* _DO THIS_: Show every line of the records below that contains the word "engine".

* _SUPPLIED RECORDS_:
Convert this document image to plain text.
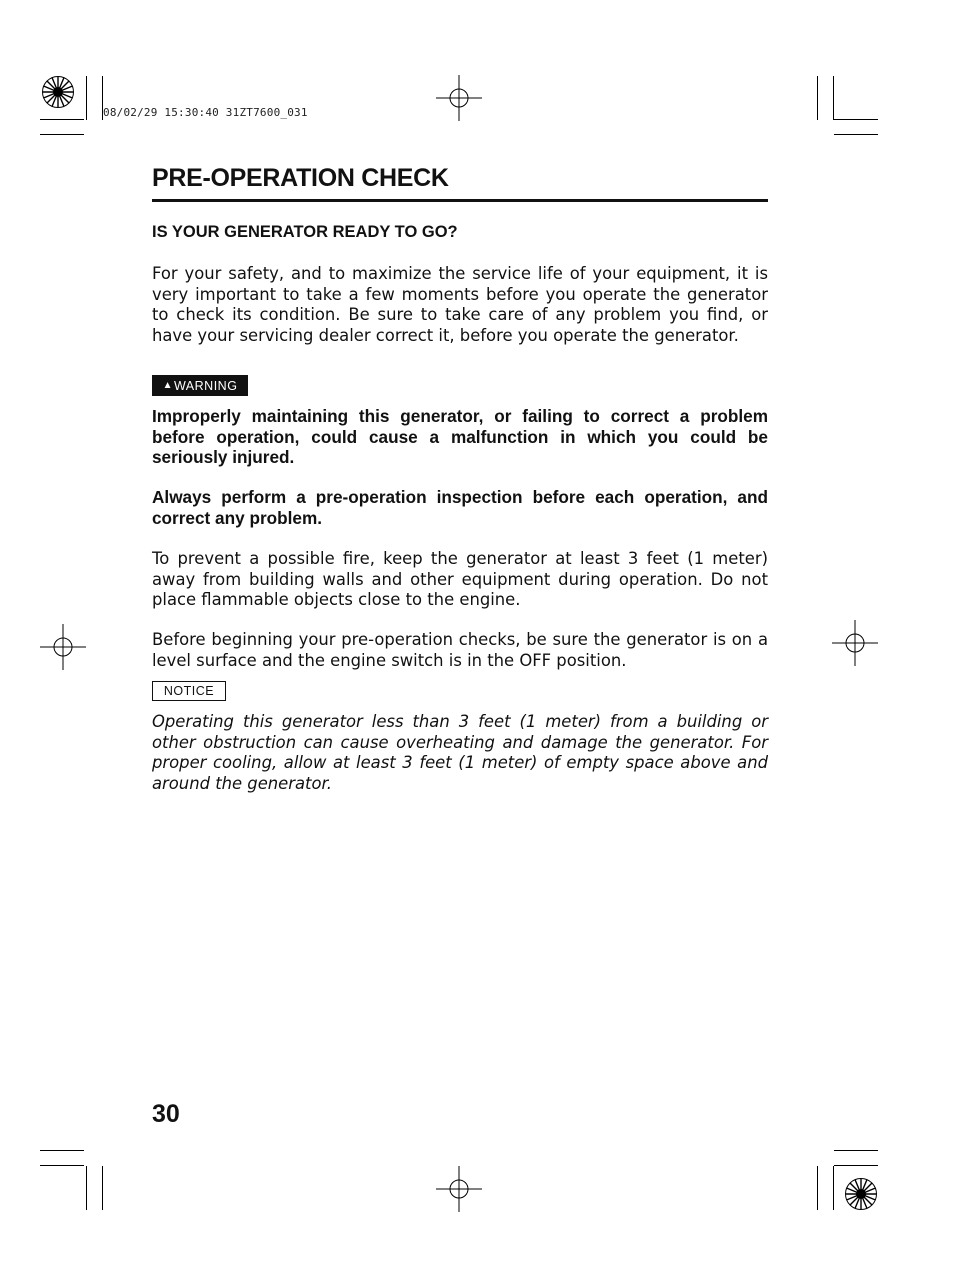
08/02/29 15:30:40 31ZT7600_031
PRE-OPERATION CHECK
IS YOUR GENERATOR READY TO GO?

For your safety, and to maximize the service life of your equipment, it is very important to take a few moments before you operate the generator to check its condition. Be sure to take care of any problem you find, or have your servicing dealer correct it, before you operate the generator.

▲ WARNING

Improperly maintaining this generator, or failing to correct a problem before operation, could cause a malfunction in which you could be seriously injured.

Always perform a pre-operation inspection before each operation, and correct any problem.

To prevent a possible fire, keep the generator at least 3 feet (1 meter) away from building walls and other equipment during operation. Do not place flammable objects close to the engine.

Before beginning your pre-operation checks, be sure the generator is on a level surface and the engine switch is in the OFF position.

NOTICE

Operating this generator less than 3 feet (1 meter) from a building or other obstruction can cause overheating and damage the generator. For proper cooling, allow at least 3 feet (1 meter) of empty space above and around the generator.

30
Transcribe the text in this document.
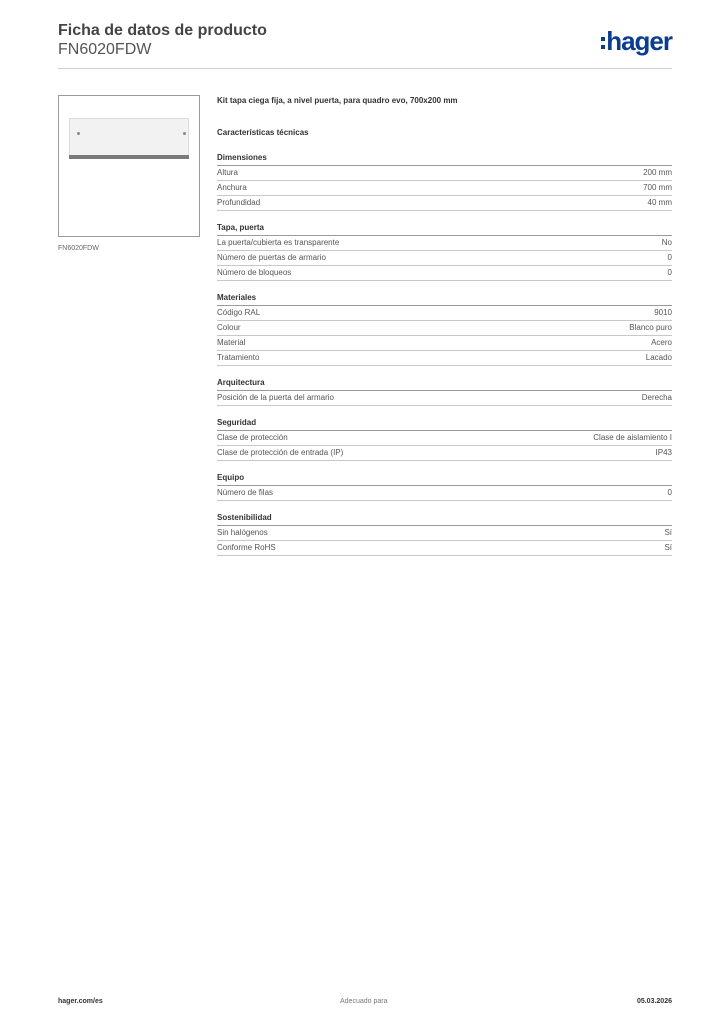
Ficha de datos de producto
FN6020FDW	hager
FN6020FDW
Kit tapa ciega fija, a nivel puerta, para quadro evo, 700x200 mm
Características técnicas
Dimensiones
Altura	200 mm
Anchura	700 mm
Profundidad	40 mm
Tapa, puerta
La puerta/cubierta es transparente	No
Número de puertas de armario	0
Número de bloqueos	0
Materiales
Código RAL	9010
Colour	Blanco puro
Material	Acero
Tratamiento	Lacado
Arquitectura
Posición de la puerta del armario	Derecha
Seguridad
Clase de protección	Clase de aislamiento I
Clase de protección de entrada (IP)	IP43
Equipo
Número de filas	0
Sostenibilidad
Sin halógenos	Sí
Conforme RoHS	Sí
hager.com/es	Adecuado para	05.03.2026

* _CORRECT OUTPUT_:
To prevent a possible fire, keep the generator at least 3 feet (1 meter) away from building walls and other equipment during operation. Do not place flammable objects close to the engine.
Before beginning your pre-operation checks, be sure the generator is on a level surface and the engine switch is in the OFF position.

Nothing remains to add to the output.